╔══
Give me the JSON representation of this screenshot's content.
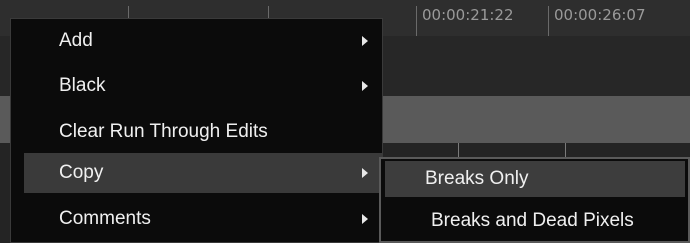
{
  "timeline": {
    "timecodes": [
      "00:00:21:22",
      "00:00:26:07"
    ]
  },
  "context_menu": {
    "items": [
      {
        "label": "Add",
        "has_submenu": true
      },
      {
        "label": "Black",
        "has_submenu": true
      },
      {
        "label": "Clear Run Through Edits",
        "has_submenu": false
      },
      {
        "label": "Copy",
        "has_submenu": true,
        "active": true
      },
      {
        "label": "Comments",
        "has_submenu": true
      }
    ]
  },
  "submenu": {
    "items": [
      {
        "label": "Breaks Only",
        "active": true
      },
      {
        "label": "Breaks and Dead Pixels"
      }
    ]
  },
  "colors": {
    "menu_background": "#0b0b0b",
    "highlight": "#3a3a3a",
    "text": "#f0f0f0"
  }
}
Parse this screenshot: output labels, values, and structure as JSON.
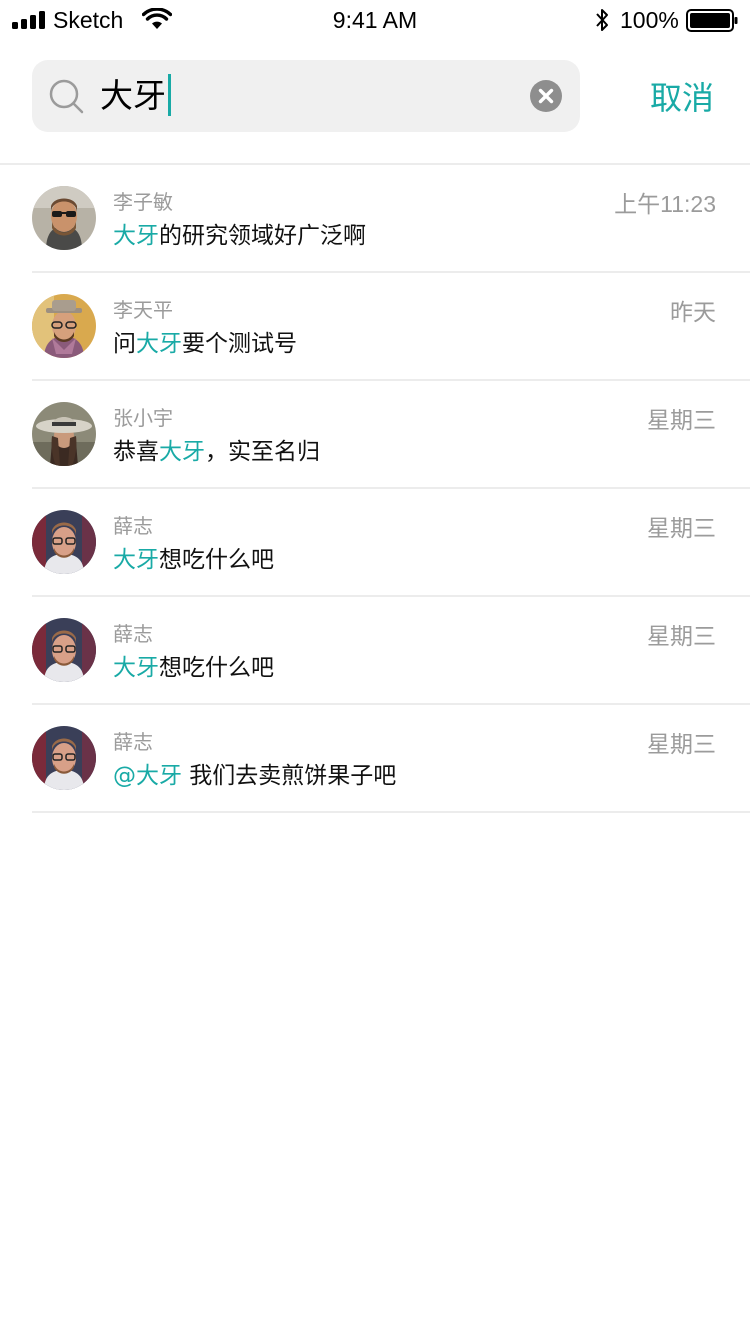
{
  "status_bar": {
    "carrier": "Sketch",
    "time": "9:41 AM",
    "battery": "100%"
  },
  "search": {
    "query": "大牙",
    "cancel_label": "取消"
  },
  "results": [
    {
      "sender": "李子敏",
      "time": "上午11:23",
      "pre": "",
      "highlight": "大牙",
      "post": "的研究领域好广泛啊",
      "avatar": "avatar-man-sunglasses"
    },
    {
      "sender": "李天平",
      "time": "昨天",
      "pre": "问",
      "highlight": "大牙",
      "post": "要个测试号",
      "avatar": "avatar-man-hat-scarf"
    },
    {
      "sender": "张小宇",
      "time": "星期三",
      "pre": "恭喜",
      "highlight": "大牙",
      "post": "，实至名归",
      "avatar": "avatar-woman-hat"
    },
    {
      "sender": "薛志",
      "time": "星期三",
      "pre": "",
      "highlight": "大牙",
      "post": "想吃什么吧",
      "avatar": "avatar-man-glasses"
    },
    {
      "sender": "薛志",
      "time": "星期三",
      "pre": "",
      "highlight": "大牙",
      "post": "想吃什么吧",
      "avatar": "avatar-man-glasses"
    },
    {
      "sender": "薛志",
      "time": "星期三",
      "pre": "",
      "highlight": "@大牙",
      "post": " 我们去卖煎饼果子吧",
      "avatar": "avatar-man-glasses"
    }
  ],
  "colors": {
    "accent": "#19aaa6",
    "secondary_text": "#9b9b9b",
    "search_bg": "#f0f0f0"
  }
}
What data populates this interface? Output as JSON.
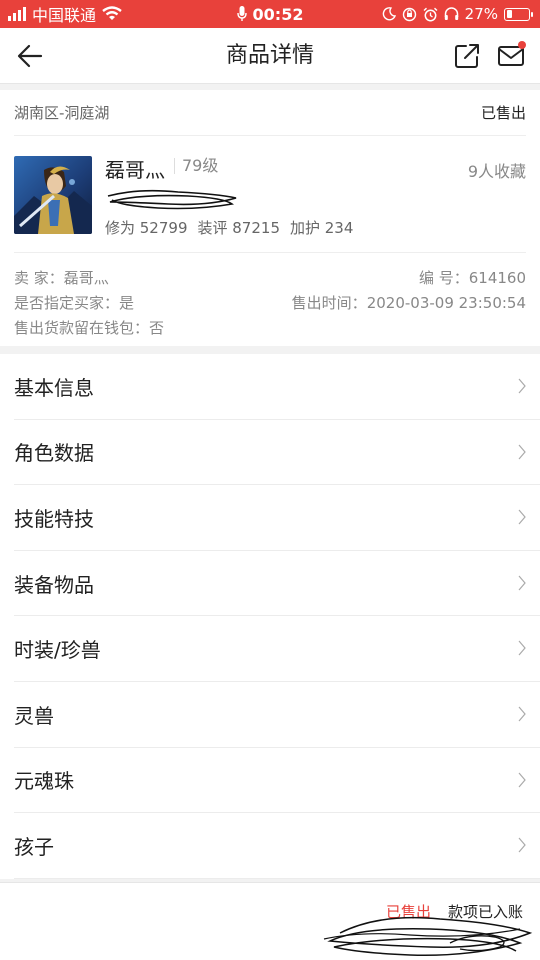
{
  "status_bar": {
    "carrier": "中国联通",
    "time": "00:52",
    "battery": "27%",
    "battery_level": 0.27
  },
  "nav": {
    "title": "商品详情",
    "back_icon": "back-arrow-icon",
    "share_icon": "share-icon",
    "message_icon": "mail-icon"
  },
  "listing": {
    "location": "湖南区-洞庭湖",
    "sold_tag": "已售出",
    "name": "磊哥灬",
    "level": "79级",
    "favorites": "9人收藏",
    "stats": [
      "修为 52799",
      "装评 87215",
      "加护 234"
    ],
    "seller_label": "卖 家：",
    "seller": "磊哥灬",
    "id_label": "编 号：",
    "id": "614160",
    "designated_buyer_label": "是否指定买家：",
    "designated_buyer": "是",
    "sold_time_label": "售出时间：",
    "sold_time": "2020-03-09 23:50:54",
    "wallet_label": "售出货款留在钱包：",
    "wallet": "否"
  },
  "menu": [
    {
      "label": "基本信息"
    },
    {
      "label": "角色数据"
    },
    {
      "label": "技能特技"
    },
    {
      "label": "装备物品"
    },
    {
      "label": "时装/珍兽"
    },
    {
      "label": "灵兽"
    },
    {
      "label": "元魂珠"
    },
    {
      "label": "孩子"
    }
  ],
  "bottom": {
    "status": "已售出",
    "note": "款项已入账"
  },
  "colors": {
    "accent": "#e8413b"
  }
}
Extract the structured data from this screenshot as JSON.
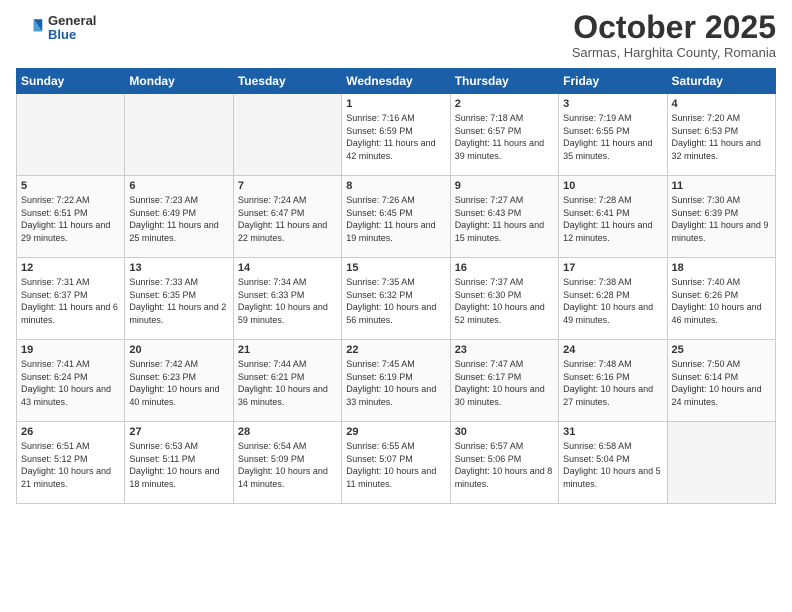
{
  "logo": {
    "general": "General",
    "blue": "Blue"
  },
  "title": "October 2025",
  "subtitle": "Sarmas, Harghita County, Romania",
  "days_of_week": [
    "Sunday",
    "Monday",
    "Tuesday",
    "Wednesday",
    "Thursday",
    "Friday",
    "Saturday"
  ],
  "weeks": [
    [
      {
        "day": "",
        "info": "",
        "empty": true
      },
      {
        "day": "",
        "info": "",
        "empty": true
      },
      {
        "day": "",
        "info": "",
        "empty": true
      },
      {
        "day": "1",
        "info": "Sunrise: 7:16 AM\nSunset: 6:59 PM\nDaylight: 11 hours and 42 minutes.",
        "empty": false
      },
      {
        "day": "2",
        "info": "Sunrise: 7:18 AM\nSunset: 6:57 PM\nDaylight: 11 hours and 39 minutes.",
        "empty": false
      },
      {
        "day": "3",
        "info": "Sunrise: 7:19 AM\nSunset: 6:55 PM\nDaylight: 11 hours and 35 minutes.",
        "empty": false
      },
      {
        "day": "4",
        "info": "Sunrise: 7:20 AM\nSunset: 6:53 PM\nDaylight: 11 hours and 32 minutes.",
        "empty": false
      }
    ],
    [
      {
        "day": "5",
        "info": "Sunrise: 7:22 AM\nSunset: 6:51 PM\nDaylight: 11 hours and 29 minutes.",
        "empty": false
      },
      {
        "day": "6",
        "info": "Sunrise: 7:23 AM\nSunset: 6:49 PM\nDaylight: 11 hours and 25 minutes.",
        "empty": false
      },
      {
        "day": "7",
        "info": "Sunrise: 7:24 AM\nSunset: 6:47 PM\nDaylight: 11 hours and 22 minutes.",
        "empty": false
      },
      {
        "day": "8",
        "info": "Sunrise: 7:26 AM\nSunset: 6:45 PM\nDaylight: 11 hours and 19 minutes.",
        "empty": false
      },
      {
        "day": "9",
        "info": "Sunrise: 7:27 AM\nSunset: 6:43 PM\nDaylight: 11 hours and 15 minutes.",
        "empty": false
      },
      {
        "day": "10",
        "info": "Sunrise: 7:28 AM\nSunset: 6:41 PM\nDaylight: 11 hours and 12 minutes.",
        "empty": false
      },
      {
        "day": "11",
        "info": "Sunrise: 7:30 AM\nSunset: 6:39 PM\nDaylight: 11 hours and 9 minutes.",
        "empty": false
      }
    ],
    [
      {
        "day": "12",
        "info": "Sunrise: 7:31 AM\nSunset: 6:37 PM\nDaylight: 11 hours and 6 minutes.",
        "empty": false
      },
      {
        "day": "13",
        "info": "Sunrise: 7:33 AM\nSunset: 6:35 PM\nDaylight: 11 hours and 2 minutes.",
        "empty": false
      },
      {
        "day": "14",
        "info": "Sunrise: 7:34 AM\nSunset: 6:33 PM\nDaylight: 10 hours and 59 minutes.",
        "empty": false
      },
      {
        "day": "15",
        "info": "Sunrise: 7:35 AM\nSunset: 6:32 PM\nDaylight: 10 hours and 56 minutes.",
        "empty": false
      },
      {
        "day": "16",
        "info": "Sunrise: 7:37 AM\nSunset: 6:30 PM\nDaylight: 10 hours and 52 minutes.",
        "empty": false
      },
      {
        "day": "17",
        "info": "Sunrise: 7:38 AM\nSunset: 6:28 PM\nDaylight: 10 hours and 49 minutes.",
        "empty": false
      },
      {
        "day": "18",
        "info": "Sunrise: 7:40 AM\nSunset: 6:26 PM\nDaylight: 10 hours and 46 minutes.",
        "empty": false
      }
    ],
    [
      {
        "day": "19",
        "info": "Sunrise: 7:41 AM\nSunset: 6:24 PM\nDaylight: 10 hours and 43 minutes.",
        "empty": false
      },
      {
        "day": "20",
        "info": "Sunrise: 7:42 AM\nSunset: 6:23 PM\nDaylight: 10 hours and 40 minutes.",
        "empty": false
      },
      {
        "day": "21",
        "info": "Sunrise: 7:44 AM\nSunset: 6:21 PM\nDaylight: 10 hours and 36 minutes.",
        "empty": false
      },
      {
        "day": "22",
        "info": "Sunrise: 7:45 AM\nSunset: 6:19 PM\nDaylight: 10 hours and 33 minutes.",
        "empty": false
      },
      {
        "day": "23",
        "info": "Sunrise: 7:47 AM\nSunset: 6:17 PM\nDaylight: 10 hours and 30 minutes.",
        "empty": false
      },
      {
        "day": "24",
        "info": "Sunrise: 7:48 AM\nSunset: 6:16 PM\nDaylight: 10 hours and 27 minutes.",
        "empty": false
      },
      {
        "day": "25",
        "info": "Sunrise: 7:50 AM\nSunset: 6:14 PM\nDaylight: 10 hours and 24 minutes.",
        "empty": false
      }
    ],
    [
      {
        "day": "26",
        "info": "Sunrise: 6:51 AM\nSunset: 5:12 PM\nDaylight: 10 hours and 21 minutes.",
        "empty": false
      },
      {
        "day": "27",
        "info": "Sunrise: 6:53 AM\nSunset: 5:11 PM\nDaylight: 10 hours and 18 minutes.",
        "empty": false
      },
      {
        "day": "28",
        "info": "Sunrise: 6:54 AM\nSunset: 5:09 PM\nDaylight: 10 hours and 14 minutes.",
        "empty": false
      },
      {
        "day": "29",
        "info": "Sunrise: 6:55 AM\nSunset: 5:07 PM\nDaylight: 10 hours and 11 minutes.",
        "empty": false
      },
      {
        "day": "30",
        "info": "Sunrise: 6:57 AM\nSunset: 5:06 PM\nDaylight: 10 hours and 8 minutes.",
        "empty": false
      },
      {
        "day": "31",
        "info": "Sunrise: 6:58 AM\nSunset: 5:04 PM\nDaylight: 10 hours and 5 minutes.",
        "empty": false
      },
      {
        "day": "",
        "info": "",
        "empty": true
      }
    ]
  ]
}
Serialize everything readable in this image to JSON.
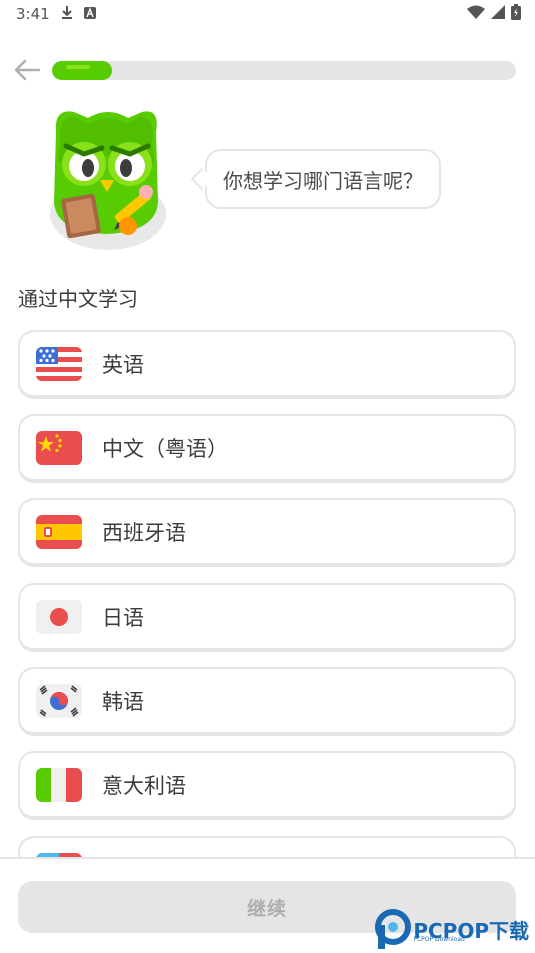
{
  "status_bar": {
    "time": "3:41"
  },
  "progress": {
    "fraction": 0.13
  },
  "speech_bubble": {
    "text": "你想学习哪门语言呢？"
  },
  "section": {
    "title": "通过中文学习"
  },
  "languages": [
    {
      "label": "英语",
      "flag": "usa"
    },
    {
      "label": "中文（粤语）",
      "flag": "china"
    },
    {
      "label": "西班牙语",
      "flag": "spain"
    },
    {
      "label": "日语",
      "flag": "japan"
    },
    {
      "label": "韩语",
      "flag": "korea"
    },
    {
      "label": "意大利语",
      "flag": "italy"
    },
    {
      "label": "",
      "flag": "partial"
    }
  ],
  "footer": {
    "continue_label": "继续"
  },
  "watermark": {
    "brand": "PCPOP下载",
    "sub": "PCPOP Download"
  },
  "colors": {
    "accent": "#58cc02",
    "border": "#e5e5e5",
    "disabled": "#afafaf"
  }
}
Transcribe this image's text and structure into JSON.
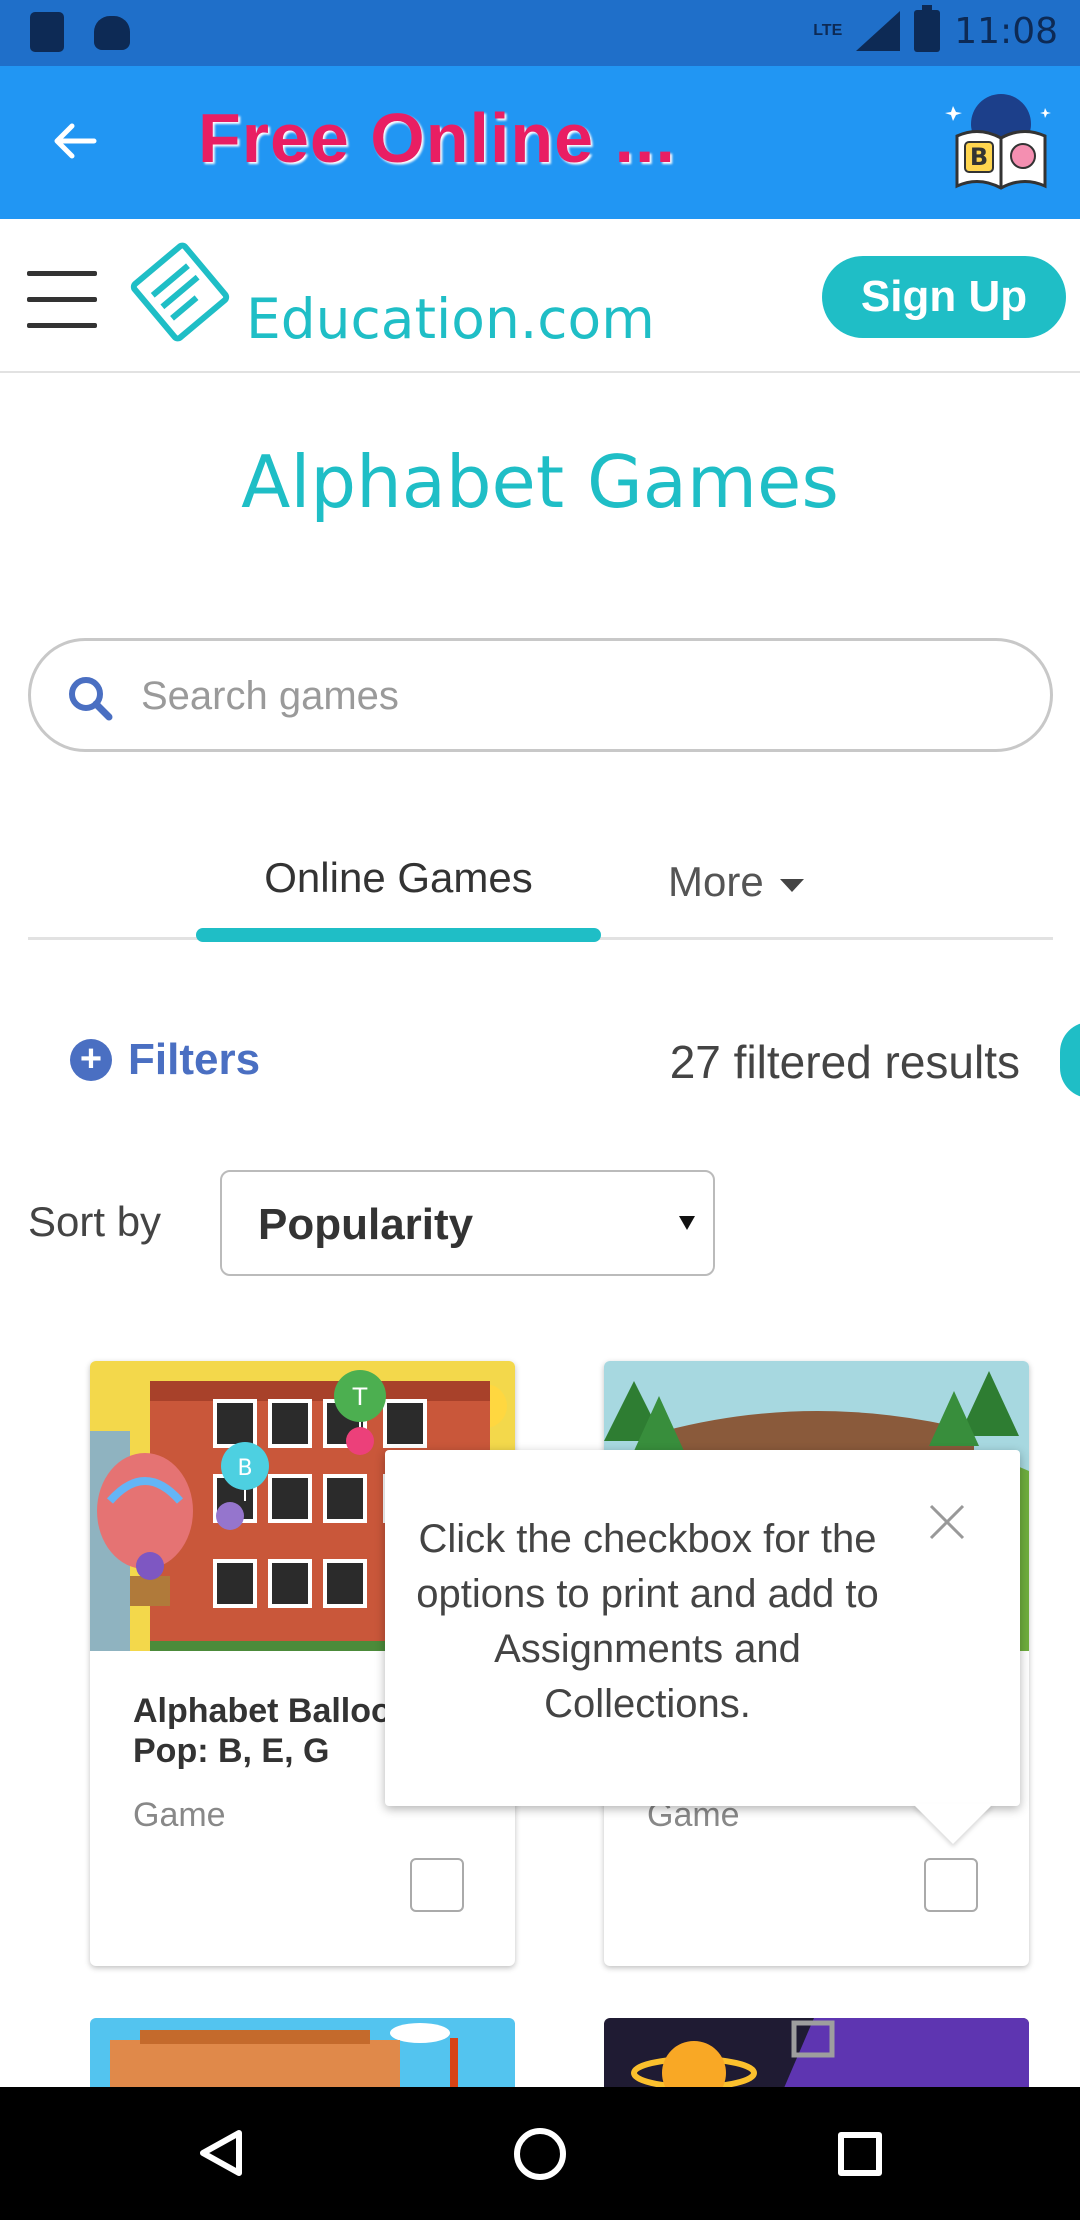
╚══
§ **Requirements**: Write down only the number of lines that contain the string "screenshot" in the listing.

§ **Completed task**: 3